REQUIRED WORK: The records below need retyping in full; give them again exactly.

Data entries
## Start

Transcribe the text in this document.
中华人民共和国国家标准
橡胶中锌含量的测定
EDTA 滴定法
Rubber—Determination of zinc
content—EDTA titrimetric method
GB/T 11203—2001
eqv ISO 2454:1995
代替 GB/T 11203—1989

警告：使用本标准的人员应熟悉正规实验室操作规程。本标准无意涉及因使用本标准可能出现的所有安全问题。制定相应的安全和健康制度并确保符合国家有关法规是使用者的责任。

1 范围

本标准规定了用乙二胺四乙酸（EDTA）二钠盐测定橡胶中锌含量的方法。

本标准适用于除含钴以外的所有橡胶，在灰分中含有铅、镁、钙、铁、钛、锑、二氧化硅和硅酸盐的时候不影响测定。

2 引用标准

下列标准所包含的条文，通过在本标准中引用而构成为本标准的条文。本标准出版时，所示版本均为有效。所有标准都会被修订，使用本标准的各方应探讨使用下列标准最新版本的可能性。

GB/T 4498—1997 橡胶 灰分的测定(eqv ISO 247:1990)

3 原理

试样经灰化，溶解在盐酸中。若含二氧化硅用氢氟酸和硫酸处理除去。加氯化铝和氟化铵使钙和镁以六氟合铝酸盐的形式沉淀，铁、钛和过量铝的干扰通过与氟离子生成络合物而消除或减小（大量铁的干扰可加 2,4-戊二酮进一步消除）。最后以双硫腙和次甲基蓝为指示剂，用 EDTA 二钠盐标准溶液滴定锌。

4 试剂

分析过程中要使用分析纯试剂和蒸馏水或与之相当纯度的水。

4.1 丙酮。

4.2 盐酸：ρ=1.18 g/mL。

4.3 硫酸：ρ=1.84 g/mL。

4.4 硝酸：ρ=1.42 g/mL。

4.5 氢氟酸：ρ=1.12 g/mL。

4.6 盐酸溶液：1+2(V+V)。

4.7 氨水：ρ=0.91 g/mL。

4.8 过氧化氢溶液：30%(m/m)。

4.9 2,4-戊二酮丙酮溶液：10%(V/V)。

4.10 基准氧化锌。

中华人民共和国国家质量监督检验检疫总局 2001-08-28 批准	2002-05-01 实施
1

## End

SOLUTION TO THIS TASK:
Transcribe the text in this document.
中华人民共和国国家标准
橡胶中锌含量的测定
EDTA 滴定法
Rubber—Determination of zinc
content—EDTA titrimetric method
GB/T 11203—2001
eqv ISO 2454:1995
代替 GB/T 11203—1989

警告：使用本标准的人员应熟悉正规实验室操作规程。本标准无意涉及因使用本标准可能出现的所有安全问题。制定相应的安全和健康制度并确保符合国家有关法规是使用者的责任。

1 范围

本标准规定了用乙二胺四乙酸（EDTA）二钠盐测定橡胶中锌含量的方法。

本标准适用于除含钴以外的所有橡胶，在灰分中含有铅、镁、钙、铁、钛、锑、二氧化硅和硅酸盐的时候不影响测定。

2 引用标准

下列标准所包含的条文，通过在本标准中引用而构成为本标准的条文。本标准出版时，所示版本均为有效。所有标准都会被修订，使用本标准的各方应探讨使用下列标准最新版本的可能性。

GB/T 4498—1997 橡胶 灰分的测定(eqv ISO 247:1990)

3 原理

试样经灰化，溶解在盐酸中。若含二氧化硅用氢氟酸和硫酸处理除去。加氯化铝和氟化铵使钙和镁以六氟合铝酸盐的形式沉淀，铁、钛和过量铝的干扰通过与氟离子生成络合物而消除或减小（大量铁的干扰可加 2,4-戊二酮进一步消除）。最后以双硫腙和次甲基蓝为指示剂，用 EDTA 二钠盐标准溶液滴定锌。

4 试剂

分析过程中要使用分析纯试剂和蒸馏水或与之相当纯度的水。

4.1 丙酮。

4.2 盐酸：ρ=1.18 g/mL。

4.3 硫酸：ρ=1.84 g/mL。

4.4 硝酸：ρ=1.42 g/mL。

4.5 氢氟酸：ρ=1.12 g/mL。

4.6 盐酸溶液：1+2(V+V)。

4.7 氨水：ρ=0.91 g/mL。

4.8 过氧化氢溶液：30%(m/m)。

4.9 2,4-戊二酮丙酮溶液：10%(V/V)。

4.10 基准氧化锌。

中华人民共和国国家质量监督检验检疫总局 2001-08-28 批准	2002-05-01 实施
1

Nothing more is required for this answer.